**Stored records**
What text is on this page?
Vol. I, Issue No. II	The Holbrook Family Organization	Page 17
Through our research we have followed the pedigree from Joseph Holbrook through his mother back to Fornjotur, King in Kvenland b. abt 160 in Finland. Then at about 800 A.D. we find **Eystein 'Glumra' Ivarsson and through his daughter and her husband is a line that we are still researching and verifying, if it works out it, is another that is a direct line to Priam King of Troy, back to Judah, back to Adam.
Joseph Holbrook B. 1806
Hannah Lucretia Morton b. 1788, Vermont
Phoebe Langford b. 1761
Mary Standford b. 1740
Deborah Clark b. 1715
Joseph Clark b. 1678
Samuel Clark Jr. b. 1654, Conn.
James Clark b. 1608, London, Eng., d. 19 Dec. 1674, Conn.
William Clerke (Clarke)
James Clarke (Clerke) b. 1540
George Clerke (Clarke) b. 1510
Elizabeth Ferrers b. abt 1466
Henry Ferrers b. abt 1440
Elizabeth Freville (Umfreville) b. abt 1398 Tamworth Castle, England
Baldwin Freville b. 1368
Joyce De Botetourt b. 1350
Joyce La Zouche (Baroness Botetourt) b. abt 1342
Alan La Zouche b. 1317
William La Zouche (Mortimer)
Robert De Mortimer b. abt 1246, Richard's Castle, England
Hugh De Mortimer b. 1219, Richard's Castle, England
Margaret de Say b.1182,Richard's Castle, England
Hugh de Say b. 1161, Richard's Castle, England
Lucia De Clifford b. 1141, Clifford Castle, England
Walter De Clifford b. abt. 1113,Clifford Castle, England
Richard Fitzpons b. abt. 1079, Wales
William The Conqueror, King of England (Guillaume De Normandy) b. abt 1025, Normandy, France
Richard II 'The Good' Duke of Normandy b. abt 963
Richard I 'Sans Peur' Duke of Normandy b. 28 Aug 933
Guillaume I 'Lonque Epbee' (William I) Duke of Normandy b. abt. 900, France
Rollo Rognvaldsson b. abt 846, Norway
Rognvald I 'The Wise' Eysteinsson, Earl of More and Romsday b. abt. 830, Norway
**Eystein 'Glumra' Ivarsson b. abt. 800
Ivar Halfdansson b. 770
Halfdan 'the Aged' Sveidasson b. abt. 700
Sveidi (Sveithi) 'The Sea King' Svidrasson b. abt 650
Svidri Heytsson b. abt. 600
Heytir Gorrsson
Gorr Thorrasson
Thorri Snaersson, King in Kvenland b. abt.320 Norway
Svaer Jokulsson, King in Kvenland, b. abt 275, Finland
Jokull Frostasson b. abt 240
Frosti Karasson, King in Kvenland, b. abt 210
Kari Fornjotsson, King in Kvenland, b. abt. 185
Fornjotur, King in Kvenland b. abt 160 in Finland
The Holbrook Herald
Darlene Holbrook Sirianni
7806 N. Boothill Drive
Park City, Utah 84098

**Stated exercise**
Across the entries, how many lines contain "Clifford"? Reply with the number only.

**Exercise output**
2